Gather all lines from the material that contain the word "title".

Provided records:
======
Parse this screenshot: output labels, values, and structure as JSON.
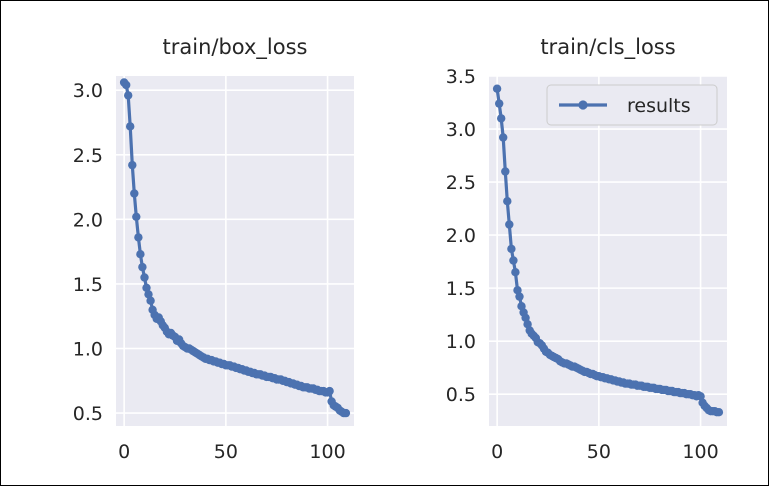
{
  "chart_data": [
    {
      "type": "line",
      "title": "train/box_loss",
      "xlabel": "",
      "ylabel": "",
      "xlim": [
        -4,
        113
      ],
      "ylim": [
        0.4,
        3.11
      ],
      "xticks": [
        0,
        50,
        100
      ],
      "xtick_labels": [
        "0",
        "50",
        "100"
      ],
      "yticks": [
        0.5,
        1.0,
        1.5,
        2.0,
        2.5,
        3.0
      ],
      "ytick_labels": [
        "0.5",
        "1.0",
        "1.5",
        "2.0",
        "2.5",
        "3.0"
      ],
      "grid": true,
      "series": [
        {
          "color": "#4c72b0",
          "x": [
            0,
            1,
            2,
            3,
            4,
            5,
            6,
            7,
            8,
            9,
            10,
            11,
            12,
            13,
            14,
            15,
            16,
            17,
            18,
            19,
            20,
            21,
            22,
            23,
            24,
            25,
            26,
            27,
            28,
            29,
            30,
            31,
            32,
            33,
            34,
            35,
            36,
            37,
            38,
            39,
            40,
            41,
            42,
            43,
            44,
            45,
            46,
            47,
            48,
            49,
            50,
            51,
            52,
            53,
            54,
            55,
            56,
            57,
            58,
            59,
            60,
            61,
            62,
            63,
            64,
            65,
            66,
            67,
            68,
            69,
            70,
            71,
            72,
            73,
            74,
            75,
            76,
            77,
            78,
            79,
            80,
            81,
            82,
            83,
            84,
            85,
            86,
            87,
            88,
            89,
            90,
            91,
            92,
            93,
            94,
            95,
            96,
            97,
            98,
            99,
            100,
            101,
            102,
            103,
            104,
            105,
            106,
            107,
            108,
            109
          ],
          "y": [
            3.06,
            3.04,
            2.96,
            2.72,
            2.42,
            2.2,
            2.02,
            1.86,
            1.73,
            1.63,
            1.55,
            1.47,
            1.42,
            1.37,
            1.3,
            1.26,
            1.23,
            1.24,
            1.21,
            1.18,
            1.16,
            1.13,
            1.11,
            1.12,
            1.1,
            1.09,
            1.06,
            1.07,
            1.04,
            1.02,
            1.01,
            1.0,
            1.0,
            0.99,
            0.98,
            0.97,
            0.96,
            0.95,
            0.94,
            0.93,
            0.92,
            0.92,
            0.91,
            0.91,
            0.9,
            0.9,
            0.89,
            0.89,
            0.88,
            0.88,
            0.87,
            0.87,
            0.87,
            0.86,
            0.86,
            0.85,
            0.85,
            0.84,
            0.84,
            0.83,
            0.83,
            0.82,
            0.82,
            0.81,
            0.81,
            0.8,
            0.8,
            0.8,
            0.79,
            0.79,
            0.78,
            0.78,
            0.78,
            0.77,
            0.77,
            0.76,
            0.76,
            0.76,
            0.75,
            0.75,
            0.74,
            0.74,
            0.73,
            0.73,
            0.72,
            0.72,
            0.71,
            0.71,
            0.7,
            0.7,
            0.7,
            0.69,
            0.69,
            0.69,
            0.68,
            0.68,
            0.67,
            0.67,
            0.67,
            0.66,
            0.66,
            0.67,
            0.59,
            0.56,
            0.55,
            0.54,
            0.52,
            0.51,
            0.5,
            0.5
          ]
        }
      ]
    },
    {
      "type": "line",
      "title": "train/cls_loss",
      "xlabel": "",
      "ylabel": "",
      "xlim": [
        -4,
        113
      ],
      "ylim": [
        0.2,
        3.5
      ],
      "xticks": [
        0,
        50,
        100
      ],
      "xtick_labels": [
        "0",
        "50",
        "100"
      ],
      "yticks": [
        0.5,
        1.0,
        1.5,
        2.0,
        2.5,
        3.0,
        3.5
      ],
      "ytick_labels": [
        "0.5",
        "1.0",
        "1.5",
        "2.0",
        "2.5",
        "3.0",
        "3.5"
      ],
      "grid": true,
      "legend_position": "top-right",
      "series": [
        {
          "name": "results",
          "color": "#4c72b0",
          "x": [
            0,
            1,
            2,
            3,
            4,
            5,
            6,
            7,
            8,
            9,
            10,
            11,
            12,
            13,
            14,
            15,
            16,
            17,
            18,
            19,
            20,
            21,
            22,
            23,
            24,
            25,
            26,
            27,
            28,
            29,
            30,
            31,
            32,
            33,
            34,
            35,
            36,
            37,
            38,
            39,
            40,
            41,
            42,
            43,
            44,
            45,
            46,
            47,
            48,
            49,
            50,
            51,
            52,
            53,
            54,
            55,
            56,
            57,
            58,
            59,
            60,
            61,
            62,
            63,
            64,
            65,
            66,
            67,
            68,
            69,
            70,
            71,
            72,
            73,
            74,
            75,
            76,
            77,
            78,
            79,
            80,
            81,
            82,
            83,
            84,
            85,
            86,
            87,
            88,
            89,
            90,
            91,
            92,
            93,
            94,
            95,
            96,
            97,
            98,
            99,
            100,
            101,
            102,
            103,
            104,
            105,
            106,
            107,
            108,
            109
          ],
          "y": [
            3.38,
            3.24,
            3.1,
            2.92,
            2.6,
            2.32,
            2.1,
            1.87,
            1.76,
            1.65,
            1.48,
            1.42,
            1.33,
            1.27,
            1.22,
            1.16,
            1.1,
            1.07,
            1.05,
            1.03,
            0.99,
            0.98,
            0.96,
            0.93,
            0.9,
            0.89,
            0.87,
            0.86,
            0.85,
            0.84,
            0.83,
            0.81,
            0.8,
            0.79,
            0.79,
            0.78,
            0.77,
            0.76,
            0.76,
            0.75,
            0.74,
            0.73,
            0.72,
            0.71,
            0.71,
            0.7,
            0.69,
            0.69,
            0.68,
            0.67,
            0.67,
            0.66,
            0.66,
            0.65,
            0.65,
            0.64,
            0.64,
            0.63,
            0.63,
            0.62,
            0.62,
            0.61,
            0.61,
            0.6,
            0.6,
            0.6,
            0.59,
            0.59,
            0.59,
            0.58,
            0.58,
            0.58,
            0.57,
            0.57,
            0.57,
            0.56,
            0.56,
            0.56,
            0.55,
            0.55,
            0.55,
            0.54,
            0.54,
            0.54,
            0.53,
            0.53,
            0.53,
            0.52,
            0.52,
            0.52,
            0.51,
            0.51,
            0.51,
            0.5,
            0.5,
            0.5,
            0.49,
            0.49,
            0.48,
            0.49,
            0.48,
            0.42,
            0.39,
            0.37,
            0.35,
            0.34,
            0.34,
            0.34,
            0.33,
            0.33
          ]
        }
      ]
    }
  ]
}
======
The completed task:
      "title": "train/box_loss",
      "title": "train/cls_loss",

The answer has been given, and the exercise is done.